* Written problem
List each line of the data that holds the word "color".

══ Exercise materials ══

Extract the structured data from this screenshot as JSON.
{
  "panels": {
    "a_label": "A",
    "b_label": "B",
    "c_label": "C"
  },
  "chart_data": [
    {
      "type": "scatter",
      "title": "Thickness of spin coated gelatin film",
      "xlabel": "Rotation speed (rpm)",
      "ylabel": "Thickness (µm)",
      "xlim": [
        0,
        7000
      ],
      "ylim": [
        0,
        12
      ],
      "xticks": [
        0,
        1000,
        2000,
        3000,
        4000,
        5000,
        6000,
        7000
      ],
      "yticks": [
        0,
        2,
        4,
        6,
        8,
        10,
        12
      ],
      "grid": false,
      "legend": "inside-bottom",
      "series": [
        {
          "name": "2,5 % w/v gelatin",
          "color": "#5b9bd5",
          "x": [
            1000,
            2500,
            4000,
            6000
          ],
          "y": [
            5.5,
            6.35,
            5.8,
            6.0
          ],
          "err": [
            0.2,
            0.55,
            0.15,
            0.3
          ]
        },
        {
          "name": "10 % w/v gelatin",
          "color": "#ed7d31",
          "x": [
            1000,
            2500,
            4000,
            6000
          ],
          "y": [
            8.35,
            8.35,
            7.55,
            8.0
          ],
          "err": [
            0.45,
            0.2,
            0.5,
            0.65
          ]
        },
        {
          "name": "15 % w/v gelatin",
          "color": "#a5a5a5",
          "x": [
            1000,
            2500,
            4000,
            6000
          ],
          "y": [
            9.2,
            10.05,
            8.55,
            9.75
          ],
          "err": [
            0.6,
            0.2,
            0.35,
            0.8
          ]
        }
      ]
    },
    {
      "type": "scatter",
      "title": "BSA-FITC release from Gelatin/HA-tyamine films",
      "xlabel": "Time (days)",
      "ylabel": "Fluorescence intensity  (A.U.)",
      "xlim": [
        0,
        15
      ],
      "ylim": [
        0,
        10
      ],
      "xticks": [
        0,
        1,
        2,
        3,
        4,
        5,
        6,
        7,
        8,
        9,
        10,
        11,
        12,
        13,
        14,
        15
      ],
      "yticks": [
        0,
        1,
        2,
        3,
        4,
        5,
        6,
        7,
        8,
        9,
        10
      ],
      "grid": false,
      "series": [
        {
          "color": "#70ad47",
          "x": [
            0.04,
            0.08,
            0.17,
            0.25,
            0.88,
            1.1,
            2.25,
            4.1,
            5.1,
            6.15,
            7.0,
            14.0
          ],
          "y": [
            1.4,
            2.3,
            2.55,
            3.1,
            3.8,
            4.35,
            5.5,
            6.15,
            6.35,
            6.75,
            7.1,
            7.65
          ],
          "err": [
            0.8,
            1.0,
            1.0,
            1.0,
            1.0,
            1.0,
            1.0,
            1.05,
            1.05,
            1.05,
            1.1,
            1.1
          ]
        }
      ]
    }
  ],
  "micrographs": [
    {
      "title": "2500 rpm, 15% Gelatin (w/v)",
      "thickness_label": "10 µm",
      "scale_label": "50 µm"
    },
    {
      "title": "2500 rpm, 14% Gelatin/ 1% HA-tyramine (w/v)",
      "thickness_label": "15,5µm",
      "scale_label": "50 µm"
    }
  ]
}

═══

* Correct output
          "color": "#5b9bd5",
          "color": "#ed7d31",
          "color": "#a5a5a5",
          "color": "#70ad47",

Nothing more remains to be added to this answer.